* **WHAT THE TASK ASKS**
Nothing but the lines from the one with "Give me the" to the final line should be returned, each exactly as it appears.

* **GIVEN DATA**
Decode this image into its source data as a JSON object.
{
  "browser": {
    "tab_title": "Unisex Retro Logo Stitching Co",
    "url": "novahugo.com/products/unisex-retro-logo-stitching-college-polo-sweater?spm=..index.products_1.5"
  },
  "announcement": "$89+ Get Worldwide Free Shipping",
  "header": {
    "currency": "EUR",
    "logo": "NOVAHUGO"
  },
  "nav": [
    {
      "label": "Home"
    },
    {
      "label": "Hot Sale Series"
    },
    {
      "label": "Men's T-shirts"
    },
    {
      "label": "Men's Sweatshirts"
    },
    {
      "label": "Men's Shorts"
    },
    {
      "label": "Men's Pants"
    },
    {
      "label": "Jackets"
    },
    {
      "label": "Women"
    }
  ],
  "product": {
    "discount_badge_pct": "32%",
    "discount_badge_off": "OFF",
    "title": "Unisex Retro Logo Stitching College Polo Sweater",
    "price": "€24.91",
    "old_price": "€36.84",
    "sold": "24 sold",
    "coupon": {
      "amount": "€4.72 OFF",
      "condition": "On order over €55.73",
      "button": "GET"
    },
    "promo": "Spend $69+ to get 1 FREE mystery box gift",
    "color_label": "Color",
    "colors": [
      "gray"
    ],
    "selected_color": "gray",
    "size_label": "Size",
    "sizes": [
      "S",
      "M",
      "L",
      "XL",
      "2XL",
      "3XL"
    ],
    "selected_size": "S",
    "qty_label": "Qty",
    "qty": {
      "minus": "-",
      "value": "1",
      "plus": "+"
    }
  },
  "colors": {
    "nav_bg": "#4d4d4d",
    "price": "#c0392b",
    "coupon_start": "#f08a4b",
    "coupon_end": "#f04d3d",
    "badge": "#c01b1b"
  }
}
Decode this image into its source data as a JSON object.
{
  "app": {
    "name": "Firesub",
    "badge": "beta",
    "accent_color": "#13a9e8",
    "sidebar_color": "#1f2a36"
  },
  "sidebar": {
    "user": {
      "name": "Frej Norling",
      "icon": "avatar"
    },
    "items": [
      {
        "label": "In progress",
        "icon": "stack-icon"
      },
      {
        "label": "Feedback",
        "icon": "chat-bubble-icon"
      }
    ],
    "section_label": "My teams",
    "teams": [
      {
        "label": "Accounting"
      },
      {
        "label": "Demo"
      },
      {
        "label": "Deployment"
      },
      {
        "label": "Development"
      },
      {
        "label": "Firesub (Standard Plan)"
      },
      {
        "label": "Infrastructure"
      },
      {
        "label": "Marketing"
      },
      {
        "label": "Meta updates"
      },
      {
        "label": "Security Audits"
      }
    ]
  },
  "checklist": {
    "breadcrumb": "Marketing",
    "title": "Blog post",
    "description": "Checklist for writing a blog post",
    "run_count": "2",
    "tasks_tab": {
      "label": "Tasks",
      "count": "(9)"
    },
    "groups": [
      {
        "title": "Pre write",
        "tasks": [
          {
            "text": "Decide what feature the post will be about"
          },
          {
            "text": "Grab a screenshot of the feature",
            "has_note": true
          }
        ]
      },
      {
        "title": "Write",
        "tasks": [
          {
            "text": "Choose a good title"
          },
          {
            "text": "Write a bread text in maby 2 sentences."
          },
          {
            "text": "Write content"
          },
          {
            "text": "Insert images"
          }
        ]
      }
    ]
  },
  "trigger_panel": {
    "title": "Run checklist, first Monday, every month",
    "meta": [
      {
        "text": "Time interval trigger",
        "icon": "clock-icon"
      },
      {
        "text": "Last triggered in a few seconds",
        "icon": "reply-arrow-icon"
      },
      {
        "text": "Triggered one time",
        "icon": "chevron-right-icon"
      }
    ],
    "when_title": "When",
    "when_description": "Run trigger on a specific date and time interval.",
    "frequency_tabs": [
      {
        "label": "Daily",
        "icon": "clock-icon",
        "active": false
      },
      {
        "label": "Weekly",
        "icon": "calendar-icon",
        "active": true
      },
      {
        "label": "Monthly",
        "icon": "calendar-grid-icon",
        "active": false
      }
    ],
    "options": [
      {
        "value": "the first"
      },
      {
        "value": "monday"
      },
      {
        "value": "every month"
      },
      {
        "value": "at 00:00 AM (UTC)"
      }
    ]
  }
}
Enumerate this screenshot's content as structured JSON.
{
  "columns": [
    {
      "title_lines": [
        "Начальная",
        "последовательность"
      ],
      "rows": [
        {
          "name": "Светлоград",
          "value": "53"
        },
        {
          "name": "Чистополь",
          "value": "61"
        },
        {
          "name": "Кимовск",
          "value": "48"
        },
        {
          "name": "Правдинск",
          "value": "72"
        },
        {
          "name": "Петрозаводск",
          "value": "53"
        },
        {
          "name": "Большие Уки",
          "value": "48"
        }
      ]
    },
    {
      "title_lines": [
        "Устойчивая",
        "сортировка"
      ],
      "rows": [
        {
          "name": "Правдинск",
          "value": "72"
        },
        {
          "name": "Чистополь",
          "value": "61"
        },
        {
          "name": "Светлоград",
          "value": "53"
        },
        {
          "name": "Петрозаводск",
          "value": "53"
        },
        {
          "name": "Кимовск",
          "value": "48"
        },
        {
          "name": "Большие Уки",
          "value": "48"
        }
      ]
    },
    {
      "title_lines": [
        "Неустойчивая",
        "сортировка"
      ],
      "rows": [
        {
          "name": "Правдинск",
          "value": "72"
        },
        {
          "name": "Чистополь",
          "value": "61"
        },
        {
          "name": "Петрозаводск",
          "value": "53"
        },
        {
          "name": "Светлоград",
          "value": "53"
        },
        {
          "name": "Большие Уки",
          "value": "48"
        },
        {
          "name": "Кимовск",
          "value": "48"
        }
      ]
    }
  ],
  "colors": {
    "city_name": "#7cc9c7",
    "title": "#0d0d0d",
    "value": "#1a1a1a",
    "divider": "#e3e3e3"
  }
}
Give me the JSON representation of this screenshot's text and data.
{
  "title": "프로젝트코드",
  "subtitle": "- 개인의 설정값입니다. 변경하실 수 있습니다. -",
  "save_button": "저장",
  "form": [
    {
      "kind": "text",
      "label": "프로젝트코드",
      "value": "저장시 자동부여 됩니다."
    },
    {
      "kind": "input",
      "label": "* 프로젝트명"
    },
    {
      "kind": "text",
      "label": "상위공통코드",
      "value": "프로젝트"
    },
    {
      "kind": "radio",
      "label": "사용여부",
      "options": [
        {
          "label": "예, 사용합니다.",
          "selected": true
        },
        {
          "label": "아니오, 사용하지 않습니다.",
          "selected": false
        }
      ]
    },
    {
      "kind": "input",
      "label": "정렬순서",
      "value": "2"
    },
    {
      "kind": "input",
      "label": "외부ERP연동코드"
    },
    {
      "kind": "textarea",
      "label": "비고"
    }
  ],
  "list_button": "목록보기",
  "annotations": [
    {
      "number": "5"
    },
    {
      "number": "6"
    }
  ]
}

* **EXERCISE ANSWER**
Give me the JSON representation of this screenshot's text and data.
{
  "title": "프로젝트코드",
  "subtitle": "- 개인의 설정값입니다. 변경하실 수 있습니다. -",
  "save_button": "저장",
  "form": [
    {
      "kind": "text",
      "label": "프로젝트코드",
      "value": "저장시 자동부여 됩니다."
    },
    {
      "kind": "input",
      "label": "* 프로젝트명"
    },
    {
      "kind": "text",
      "label": "상위공통코드",
      "value": "프로젝트"
    },
    {
      "kind": "radio",
      "label": "사용여부",
      "options": [
        {
          "label": "예, 사용합니다.",
          "selected": true
        },
        {
          "label": "아니오, 사용하지 않습니다.",
          "selected": false
        }
      ]
    },
    {
      "kind": "input",
      "label": "정렬순서",
      "value": "2"
    },
    {
      "kind": "input",
      "label": "외부ERP연동코드"
    },
    {
      "kind": "textarea",
      "label": "비고"
    }
  ],
  "list_button": "목록보기",
  "annotations": [
    {
      "number": "5"
    },
    {
      "number": "6"
    }
  ]
}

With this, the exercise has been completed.